DESCRIPTION OF THE TASK →
Select every line of the records below that contains the string "island", matching case exactly.

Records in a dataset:
_____
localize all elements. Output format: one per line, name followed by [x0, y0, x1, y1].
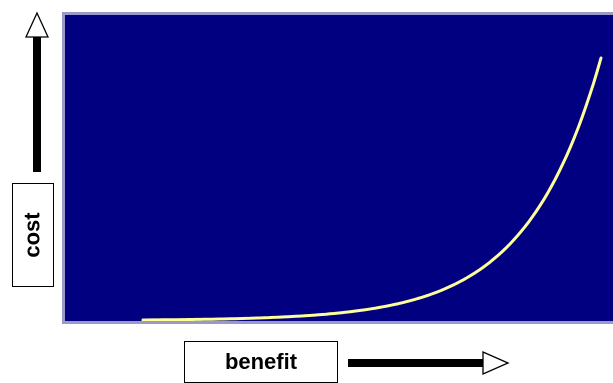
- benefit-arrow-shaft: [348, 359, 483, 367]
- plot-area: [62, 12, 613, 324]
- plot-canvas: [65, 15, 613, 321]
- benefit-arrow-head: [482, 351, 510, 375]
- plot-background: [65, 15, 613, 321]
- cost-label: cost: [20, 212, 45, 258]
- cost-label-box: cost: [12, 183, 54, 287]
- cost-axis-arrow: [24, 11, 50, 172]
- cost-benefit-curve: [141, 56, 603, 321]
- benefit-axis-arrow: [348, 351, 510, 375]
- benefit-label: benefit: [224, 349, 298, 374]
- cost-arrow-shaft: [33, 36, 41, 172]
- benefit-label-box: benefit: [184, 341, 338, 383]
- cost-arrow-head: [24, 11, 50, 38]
_____
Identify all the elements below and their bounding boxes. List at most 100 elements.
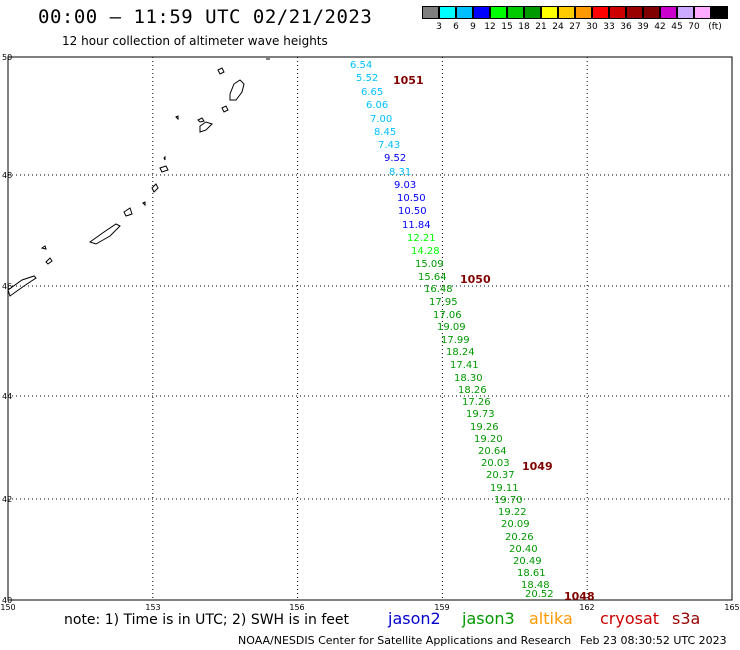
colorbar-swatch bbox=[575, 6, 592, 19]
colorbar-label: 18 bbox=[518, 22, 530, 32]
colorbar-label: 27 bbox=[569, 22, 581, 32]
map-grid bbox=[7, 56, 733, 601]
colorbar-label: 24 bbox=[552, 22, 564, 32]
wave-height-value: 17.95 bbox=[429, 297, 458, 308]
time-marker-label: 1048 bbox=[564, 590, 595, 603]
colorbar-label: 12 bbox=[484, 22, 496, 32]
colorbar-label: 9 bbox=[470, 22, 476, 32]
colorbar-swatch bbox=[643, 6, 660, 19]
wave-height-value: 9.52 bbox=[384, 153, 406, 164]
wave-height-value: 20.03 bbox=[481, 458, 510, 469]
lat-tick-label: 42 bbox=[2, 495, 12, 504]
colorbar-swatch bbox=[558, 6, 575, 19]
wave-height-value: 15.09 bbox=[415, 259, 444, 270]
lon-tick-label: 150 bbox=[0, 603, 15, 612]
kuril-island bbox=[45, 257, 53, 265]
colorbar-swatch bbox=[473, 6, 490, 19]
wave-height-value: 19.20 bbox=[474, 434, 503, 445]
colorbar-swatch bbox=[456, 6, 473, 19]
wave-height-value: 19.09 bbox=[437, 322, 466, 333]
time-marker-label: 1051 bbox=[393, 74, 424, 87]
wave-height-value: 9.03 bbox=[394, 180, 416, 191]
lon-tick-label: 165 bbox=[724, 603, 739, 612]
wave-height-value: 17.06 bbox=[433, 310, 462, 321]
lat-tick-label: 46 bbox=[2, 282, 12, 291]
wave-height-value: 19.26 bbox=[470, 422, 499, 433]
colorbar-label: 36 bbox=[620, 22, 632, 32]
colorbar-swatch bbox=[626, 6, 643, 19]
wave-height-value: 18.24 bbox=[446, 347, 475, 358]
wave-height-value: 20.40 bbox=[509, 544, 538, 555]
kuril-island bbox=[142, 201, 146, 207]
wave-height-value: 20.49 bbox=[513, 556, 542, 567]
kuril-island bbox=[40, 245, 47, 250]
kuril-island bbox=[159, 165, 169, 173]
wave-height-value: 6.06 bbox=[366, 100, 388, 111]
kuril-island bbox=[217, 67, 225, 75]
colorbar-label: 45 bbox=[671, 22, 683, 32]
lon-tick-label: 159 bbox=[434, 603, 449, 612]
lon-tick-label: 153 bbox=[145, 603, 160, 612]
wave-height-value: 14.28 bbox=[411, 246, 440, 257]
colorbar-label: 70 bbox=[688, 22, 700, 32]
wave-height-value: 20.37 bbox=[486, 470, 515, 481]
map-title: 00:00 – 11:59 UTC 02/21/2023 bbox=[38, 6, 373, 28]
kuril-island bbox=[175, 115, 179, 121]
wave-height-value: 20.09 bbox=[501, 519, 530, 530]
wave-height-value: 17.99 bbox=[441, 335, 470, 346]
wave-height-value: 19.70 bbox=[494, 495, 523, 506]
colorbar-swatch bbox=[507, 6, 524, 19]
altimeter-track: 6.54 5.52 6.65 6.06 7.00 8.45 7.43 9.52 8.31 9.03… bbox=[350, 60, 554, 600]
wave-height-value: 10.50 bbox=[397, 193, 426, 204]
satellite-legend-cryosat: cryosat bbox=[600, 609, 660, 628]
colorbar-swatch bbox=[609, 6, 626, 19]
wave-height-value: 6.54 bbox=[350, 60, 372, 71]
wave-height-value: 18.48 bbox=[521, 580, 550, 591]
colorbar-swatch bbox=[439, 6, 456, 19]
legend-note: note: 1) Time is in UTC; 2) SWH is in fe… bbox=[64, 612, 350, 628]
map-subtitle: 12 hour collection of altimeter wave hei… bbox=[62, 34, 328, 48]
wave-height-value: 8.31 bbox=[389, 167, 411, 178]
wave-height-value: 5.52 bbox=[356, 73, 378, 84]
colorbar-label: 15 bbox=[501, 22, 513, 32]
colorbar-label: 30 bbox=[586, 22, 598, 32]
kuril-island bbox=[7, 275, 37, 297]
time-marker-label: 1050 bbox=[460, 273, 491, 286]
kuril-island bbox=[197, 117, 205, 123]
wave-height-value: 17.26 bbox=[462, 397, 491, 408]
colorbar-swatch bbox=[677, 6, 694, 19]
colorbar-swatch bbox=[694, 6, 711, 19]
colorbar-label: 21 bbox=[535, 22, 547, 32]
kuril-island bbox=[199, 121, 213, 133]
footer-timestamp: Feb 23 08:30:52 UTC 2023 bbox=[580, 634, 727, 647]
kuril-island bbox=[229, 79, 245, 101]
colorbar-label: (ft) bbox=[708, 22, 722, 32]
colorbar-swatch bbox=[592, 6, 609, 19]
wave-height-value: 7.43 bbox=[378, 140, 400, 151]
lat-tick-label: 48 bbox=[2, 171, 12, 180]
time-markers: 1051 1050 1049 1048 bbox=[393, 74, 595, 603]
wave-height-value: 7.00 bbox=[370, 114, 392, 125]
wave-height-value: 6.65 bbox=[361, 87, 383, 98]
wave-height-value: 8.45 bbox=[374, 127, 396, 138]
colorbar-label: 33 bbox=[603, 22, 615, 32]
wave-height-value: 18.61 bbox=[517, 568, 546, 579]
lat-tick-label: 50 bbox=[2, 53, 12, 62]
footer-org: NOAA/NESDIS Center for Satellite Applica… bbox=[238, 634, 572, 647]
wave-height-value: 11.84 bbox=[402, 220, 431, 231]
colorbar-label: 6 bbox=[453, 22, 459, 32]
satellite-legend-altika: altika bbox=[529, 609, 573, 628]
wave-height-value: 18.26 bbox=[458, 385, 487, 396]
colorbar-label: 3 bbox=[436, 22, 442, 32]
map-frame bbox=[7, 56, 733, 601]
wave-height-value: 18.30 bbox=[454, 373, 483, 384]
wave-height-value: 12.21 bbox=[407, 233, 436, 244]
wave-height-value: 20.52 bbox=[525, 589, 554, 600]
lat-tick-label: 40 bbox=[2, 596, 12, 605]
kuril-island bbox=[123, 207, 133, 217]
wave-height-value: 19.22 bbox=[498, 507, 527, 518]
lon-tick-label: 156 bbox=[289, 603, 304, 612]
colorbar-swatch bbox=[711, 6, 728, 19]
_____
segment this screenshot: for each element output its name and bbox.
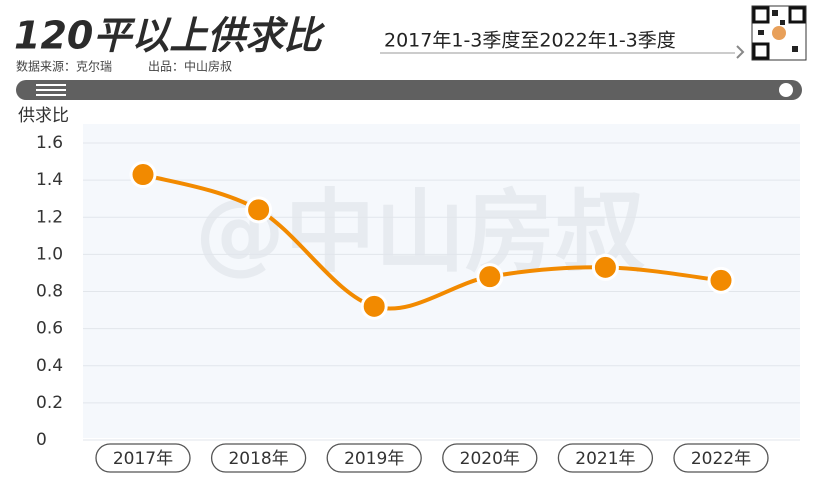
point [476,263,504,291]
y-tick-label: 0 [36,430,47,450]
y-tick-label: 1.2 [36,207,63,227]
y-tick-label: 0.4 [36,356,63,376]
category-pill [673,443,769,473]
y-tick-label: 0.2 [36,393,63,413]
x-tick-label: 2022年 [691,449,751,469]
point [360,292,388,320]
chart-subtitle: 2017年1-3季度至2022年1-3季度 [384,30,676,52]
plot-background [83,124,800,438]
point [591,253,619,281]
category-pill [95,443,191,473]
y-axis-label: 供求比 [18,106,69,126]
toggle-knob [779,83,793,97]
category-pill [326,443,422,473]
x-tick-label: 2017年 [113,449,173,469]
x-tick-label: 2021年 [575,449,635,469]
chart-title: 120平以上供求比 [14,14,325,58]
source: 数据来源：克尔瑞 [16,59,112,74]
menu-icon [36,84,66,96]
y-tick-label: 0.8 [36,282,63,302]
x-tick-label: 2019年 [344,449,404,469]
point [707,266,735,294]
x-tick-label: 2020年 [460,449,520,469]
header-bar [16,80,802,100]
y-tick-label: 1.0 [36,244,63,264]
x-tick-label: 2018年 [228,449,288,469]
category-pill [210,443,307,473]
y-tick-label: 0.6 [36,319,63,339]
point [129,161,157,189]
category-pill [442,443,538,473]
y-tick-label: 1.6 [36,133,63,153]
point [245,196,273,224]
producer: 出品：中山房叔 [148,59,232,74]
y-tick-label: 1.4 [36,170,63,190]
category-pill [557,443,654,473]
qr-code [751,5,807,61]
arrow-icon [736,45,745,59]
_____
RIGHT ANSWER →
kuril-island bbox=[45, 257, 53, 265]
kuril-island bbox=[142, 201, 146, 207]
kuril-island bbox=[40, 245, 47, 250]
kuril-island bbox=[159, 165, 169, 173]
kuril-island bbox=[217, 67, 225, 75]
kuril-island bbox=[175, 115, 179, 121]
kuril-island bbox=[7, 275, 37, 297]
kuril-island bbox=[197, 117, 205, 123]
kuril-island bbox=[199, 121, 213, 133]
kuril-island bbox=[229, 79, 245, 101]
kuril-island bbox=[123, 207, 133, 217]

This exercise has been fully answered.